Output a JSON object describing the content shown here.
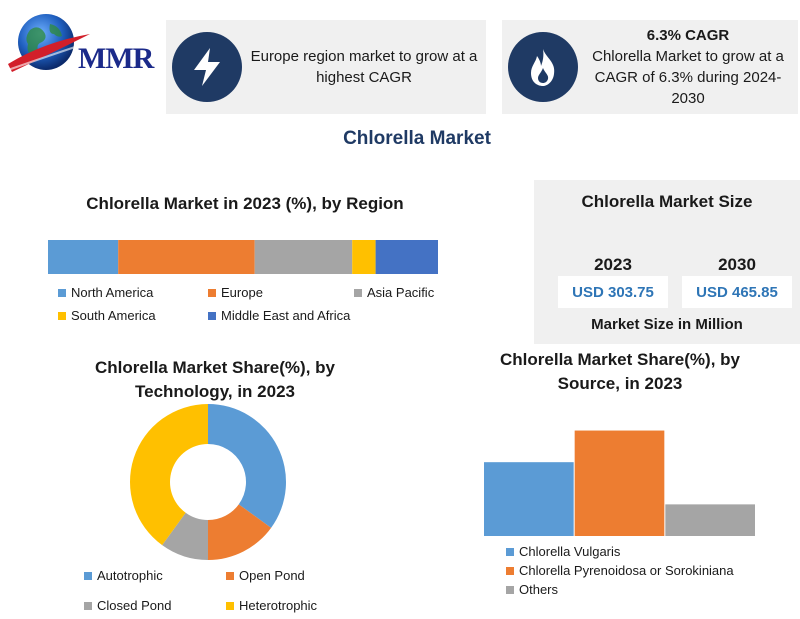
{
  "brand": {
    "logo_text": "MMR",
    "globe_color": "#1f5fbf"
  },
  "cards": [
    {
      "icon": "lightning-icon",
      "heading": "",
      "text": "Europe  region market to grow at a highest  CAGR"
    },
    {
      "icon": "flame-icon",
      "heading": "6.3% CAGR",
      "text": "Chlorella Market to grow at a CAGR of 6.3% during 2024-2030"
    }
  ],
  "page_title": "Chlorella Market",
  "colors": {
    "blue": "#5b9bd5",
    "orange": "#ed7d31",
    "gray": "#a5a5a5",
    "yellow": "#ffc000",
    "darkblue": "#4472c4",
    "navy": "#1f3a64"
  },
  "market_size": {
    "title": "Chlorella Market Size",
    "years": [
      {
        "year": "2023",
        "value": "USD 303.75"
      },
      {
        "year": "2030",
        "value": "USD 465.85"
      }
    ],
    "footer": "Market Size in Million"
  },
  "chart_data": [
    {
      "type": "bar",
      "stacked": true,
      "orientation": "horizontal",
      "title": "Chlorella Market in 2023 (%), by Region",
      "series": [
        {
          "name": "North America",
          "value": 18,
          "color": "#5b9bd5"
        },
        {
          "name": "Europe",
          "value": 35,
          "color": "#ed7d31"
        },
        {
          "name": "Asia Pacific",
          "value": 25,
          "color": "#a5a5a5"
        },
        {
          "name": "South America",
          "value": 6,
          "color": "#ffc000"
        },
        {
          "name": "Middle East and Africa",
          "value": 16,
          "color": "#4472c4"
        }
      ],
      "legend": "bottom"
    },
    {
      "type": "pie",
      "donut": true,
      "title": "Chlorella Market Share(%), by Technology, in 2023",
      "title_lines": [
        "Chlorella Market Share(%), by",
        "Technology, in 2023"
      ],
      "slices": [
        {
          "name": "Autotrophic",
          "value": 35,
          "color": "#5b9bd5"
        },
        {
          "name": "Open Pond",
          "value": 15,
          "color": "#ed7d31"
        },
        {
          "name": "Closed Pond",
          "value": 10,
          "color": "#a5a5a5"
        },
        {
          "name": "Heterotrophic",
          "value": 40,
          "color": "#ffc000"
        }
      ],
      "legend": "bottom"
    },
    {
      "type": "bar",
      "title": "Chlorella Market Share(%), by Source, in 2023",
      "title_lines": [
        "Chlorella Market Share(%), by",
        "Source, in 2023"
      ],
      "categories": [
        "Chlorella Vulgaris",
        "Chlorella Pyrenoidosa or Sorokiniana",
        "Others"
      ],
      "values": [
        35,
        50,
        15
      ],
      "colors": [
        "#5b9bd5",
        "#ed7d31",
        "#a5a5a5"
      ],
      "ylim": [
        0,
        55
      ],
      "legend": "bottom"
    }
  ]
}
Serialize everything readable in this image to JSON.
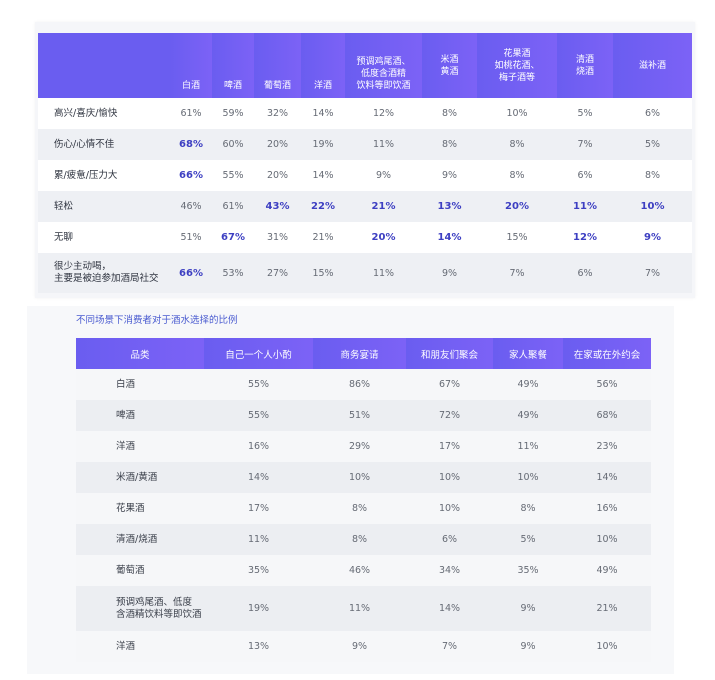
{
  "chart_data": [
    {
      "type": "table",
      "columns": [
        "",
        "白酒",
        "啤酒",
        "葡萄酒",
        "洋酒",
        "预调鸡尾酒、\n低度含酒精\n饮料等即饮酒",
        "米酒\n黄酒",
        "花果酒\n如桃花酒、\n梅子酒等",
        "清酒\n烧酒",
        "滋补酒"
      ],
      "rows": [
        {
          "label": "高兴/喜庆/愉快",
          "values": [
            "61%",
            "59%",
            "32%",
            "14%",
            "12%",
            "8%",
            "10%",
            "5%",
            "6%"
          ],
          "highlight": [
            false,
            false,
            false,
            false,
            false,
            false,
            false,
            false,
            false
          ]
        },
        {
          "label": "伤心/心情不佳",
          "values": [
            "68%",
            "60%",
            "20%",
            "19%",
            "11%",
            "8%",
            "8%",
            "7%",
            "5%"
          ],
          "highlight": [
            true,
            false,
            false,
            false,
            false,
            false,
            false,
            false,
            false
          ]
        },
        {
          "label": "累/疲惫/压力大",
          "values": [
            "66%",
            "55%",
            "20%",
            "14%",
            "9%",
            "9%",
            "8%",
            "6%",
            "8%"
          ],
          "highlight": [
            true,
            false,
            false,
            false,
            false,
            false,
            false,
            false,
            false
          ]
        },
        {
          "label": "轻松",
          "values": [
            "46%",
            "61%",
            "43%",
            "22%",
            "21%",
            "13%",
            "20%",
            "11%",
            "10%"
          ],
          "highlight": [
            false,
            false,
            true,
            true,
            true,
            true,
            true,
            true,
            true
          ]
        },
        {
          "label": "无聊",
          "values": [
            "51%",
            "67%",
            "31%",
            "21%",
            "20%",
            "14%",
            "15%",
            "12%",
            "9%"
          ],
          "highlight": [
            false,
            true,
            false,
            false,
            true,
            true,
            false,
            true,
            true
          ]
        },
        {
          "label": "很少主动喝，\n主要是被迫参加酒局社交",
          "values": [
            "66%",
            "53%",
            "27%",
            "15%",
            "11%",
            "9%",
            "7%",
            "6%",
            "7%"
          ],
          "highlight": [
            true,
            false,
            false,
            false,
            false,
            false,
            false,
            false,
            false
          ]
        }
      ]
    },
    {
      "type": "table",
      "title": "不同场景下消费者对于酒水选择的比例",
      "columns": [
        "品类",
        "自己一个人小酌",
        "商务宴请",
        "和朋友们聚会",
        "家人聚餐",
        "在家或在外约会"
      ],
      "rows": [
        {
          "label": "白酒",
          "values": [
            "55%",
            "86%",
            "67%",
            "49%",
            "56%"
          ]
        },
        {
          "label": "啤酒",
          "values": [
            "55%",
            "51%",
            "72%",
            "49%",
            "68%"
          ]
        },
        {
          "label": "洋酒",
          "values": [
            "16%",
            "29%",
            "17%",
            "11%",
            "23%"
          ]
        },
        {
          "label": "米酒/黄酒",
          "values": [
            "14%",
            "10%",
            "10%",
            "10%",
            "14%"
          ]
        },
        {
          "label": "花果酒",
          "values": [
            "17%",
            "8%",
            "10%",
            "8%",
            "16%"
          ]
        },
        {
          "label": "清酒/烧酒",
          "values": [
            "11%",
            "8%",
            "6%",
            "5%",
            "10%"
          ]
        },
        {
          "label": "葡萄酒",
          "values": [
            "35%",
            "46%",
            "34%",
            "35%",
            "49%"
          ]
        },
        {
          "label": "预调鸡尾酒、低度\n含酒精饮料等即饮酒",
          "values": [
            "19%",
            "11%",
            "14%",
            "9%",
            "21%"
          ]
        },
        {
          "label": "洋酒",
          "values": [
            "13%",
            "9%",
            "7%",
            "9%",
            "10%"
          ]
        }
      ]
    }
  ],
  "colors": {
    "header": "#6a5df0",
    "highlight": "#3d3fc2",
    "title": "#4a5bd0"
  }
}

Task -
Your task is to set down the records shown above exactly, minus any pictures.

Answer to this exercise -
Output a JSON object describing the content shown here.
{
  "brand": {
    "logo_text": "MMR",
    "globe_color": "#1f5fbf"
  },
  "cards": [
    {
      "icon": "lightning-icon",
      "heading": "",
      "text": "Europe  region market to grow at a highest  CAGR"
    },
    {
      "icon": "flame-icon",
      "heading": "6.3% CAGR",
      "text": "Chlorella Market to grow at a CAGR of 6.3% during 2024-2030"
    }
  ],
  "page_title": "Chlorella Market",
  "colors": {
    "blue": "#5b9bd5",
    "orange": "#ed7d31",
    "gray": "#a5a5a5",
    "yellow": "#ffc000",
    "darkblue": "#4472c4",
    "navy": "#1f3a64"
  },
  "market_size": {
    "title": "Chlorella Market Size",
    "years": [
      {
        "year": "2023",
        "value": "USD 303.75"
      },
      {
        "year": "2030",
        "value": "USD 465.85"
      }
    ],
    "footer": "Market Size in Million"
  },
  "chart_data": [
    {
      "type": "bar",
      "stacked": true,
      "orientation": "horizontal",
      "title": "Chlorella Market in 2023 (%), by Region",
      "series": [
        {
          "name": "North America",
          "value": 18,
          "color": "#5b9bd5"
        },
        {
          "name": "Europe",
          "value": 35,
          "color": "#ed7d31"
        },
        {
          "name": "Asia Pacific",
          "value": 25,
          "color": "#a5a5a5"
        },
        {
          "name": "South America",
          "value": 6,
          "color": "#ffc000"
        },
        {
          "name": "Middle East and Africa",
          "value": 16,
          "color": "#4472c4"
        }
      ],
      "legend": "bottom"
    },
    {
      "type": "pie",
      "donut": true,
      "title": "Chlorella Market Share(%), by Technology, in 2023",
      "title_lines": [
        "Chlorella Market Share(%), by",
        "Technology, in 2023"
      ],
      "slices": [
        {
          "name": "Autotrophic",
          "value": 35,
          "color": "#5b9bd5"
        },
        {
          "name": "Open Pond",
          "value": 15,
          "color": "#ed7d31"
        },
        {
          "name": "Closed Pond",
          "value": 10,
          "color": "#a5a5a5"
        },
        {
          "name": "Heterotrophic",
          "value": 40,
          "color": "#ffc000"
        }
      ],
      "legend": "bottom"
    },
    {
      "type": "bar",
      "title": "Chlorella Market Share(%), by Source, in 2023",
      "title_lines": [
        "Chlorella Market Share(%), by",
        "Source, in 2023"
      ],
      "categories": [
        "Chlorella Vulgaris",
        "Chlorella Pyrenoidosa or Sorokiniana",
        "Others"
      ],
      "values": [
        35,
        50,
        15
      ],
      "colors": [
        "#5b9bd5",
        "#ed7d31",
        "#a5a5a5"
      ],
      "ylim": [
        0,
        55
      ],
      "legend": "bottom"
    }
  ]
}
Serialize everything readable in this image to JSON.
{
  "chart_data": [
    {
      "type": "table",
      "columns": [
        "",
        "白酒",
        "啤酒",
        "葡萄酒",
        "洋酒",
        "预调鸡尾酒、\n低度含酒精\n饮料等即饮酒",
        "米酒\n黄酒",
        "花果酒\n如桃花酒、\n梅子酒等",
        "清酒\n烧酒",
        "滋补酒"
      ],
      "rows": [
        {
          "label": "高兴/喜庆/愉快",
          "values": [
            "61%",
            "59%",
            "32%",
            "14%",
            "12%",
            "8%",
            "10%",
            "5%",
            "6%"
          ],
          "highlight": [
            false,
            false,
            false,
            false,
            false,
            false,
            false,
            false,
            false
          ]
        },
        {
          "label": "伤心/心情不佳",
          "values": [
            "68%",
            "60%",
            "20%",
            "19%",
            "11%",
            "8%",
            "8%",
            "7%",
            "5%"
          ],
          "highlight": [
            true,
            false,
            false,
            false,
            false,
            false,
            false,
            false,
            false
          ]
        },
        {
          "label": "累/疲惫/压力大",
          "values": [
            "66%",
            "55%",
            "20%",
            "14%",
            "9%",
            "9%",
            "8%",
            "6%",
            "8%"
          ],
          "highlight": [
            true,
            false,
            false,
            false,
            false,
            false,
            false,
            false,
            false
          ]
        },
        {
          "label": "轻松",
          "values": [
            "46%",
            "61%",
            "43%",
            "22%",
            "21%",
            "13%",
            "20%",
            "11%",
            "10%"
          ],
          "highlight": [
            false,
            false,
            true,
            true,
            true,
            true,
            true,
            true,
            true
          ]
        },
        {
          "label": "无聊",
          "values": [
            "51%",
            "67%",
            "31%",
            "21%",
            "20%",
            "14%",
            "15%",
            "12%",
            "9%"
          ],
          "highlight": [
            false,
            true,
            false,
            false,
            true,
            true,
            false,
            true,
            true
          ]
        },
        {
          "label": "很少主动喝，\n主要是被迫参加酒局社交",
          "values": [
            "66%",
            "53%",
            "27%",
            "15%",
            "11%",
            "9%",
            "7%",
            "6%",
            "7%"
          ],
          "highlight": [
            true,
            false,
            false,
            false,
            false,
            false,
            false,
            false,
            false
          ]
        }
      ]
    },
    {
      "type": "table",
      "title": "不同场景下消费者对于酒水选择的比例",
      "columns": [
        "品类",
        "自己一个人小酌",
        "商务宴请",
        "和朋友们聚会",
        "家人聚餐",
        "在家或在外约会"
      ],
      "rows": [
        {
          "label": "白酒",
          "values": [
            "55%",
            "86%",
            "67%",
            "49%",
            "56%"
          ]
        },
        {
          "label": "啤酒",
          "values": [
            "55%",
            "51%",
            "72%",
            "49%",
            "68%"
          ]
        },
        {
          "label": "洋酒",
          "values": [
            "16%",
            "29%",
            "17%",
            "11%",
            "23%"
          ]
        },
        {
          "label": "米酒/黄酒",
          "values": [
            "14%",
            "10%",
            "10%",
            "10%",
            "14%"
          ]
        },
        {
          "label": "花果酒",
          "values": [
            "17%",
            "8%",
            "10%",
            "8%",
            "16%"
          ]
        },
        {
          "label": "清酒/烧酒",
          "values": [
            "11%",
            "8%",
            "6%",
            "5%",
            "10%"
          ]
        },
        {
          "label": "葡萄酒",
          "values": [
            "35%",
            "46%",
            "34%",
            "35%",
            "49%"
          ]
        },
        {
          "label": "预调鸡尾酒、低度\n含酒精饮料等即饮酒",
          "values": [
            "19%",
            "11%",
            "14%",
            "9%",
            "21%"
          ]
        },
        {
          "label": "洋酒",
          "values": [
            "13%",
            "9%",
            "7%",
            "9%",
            "10%"
          ]
        }
      ]
    }
  ],
  "colors": {
    "header": "#6a5df0",
    "highlight": "#3d3fc2",
    "title": "#4a5bd0"
  }
}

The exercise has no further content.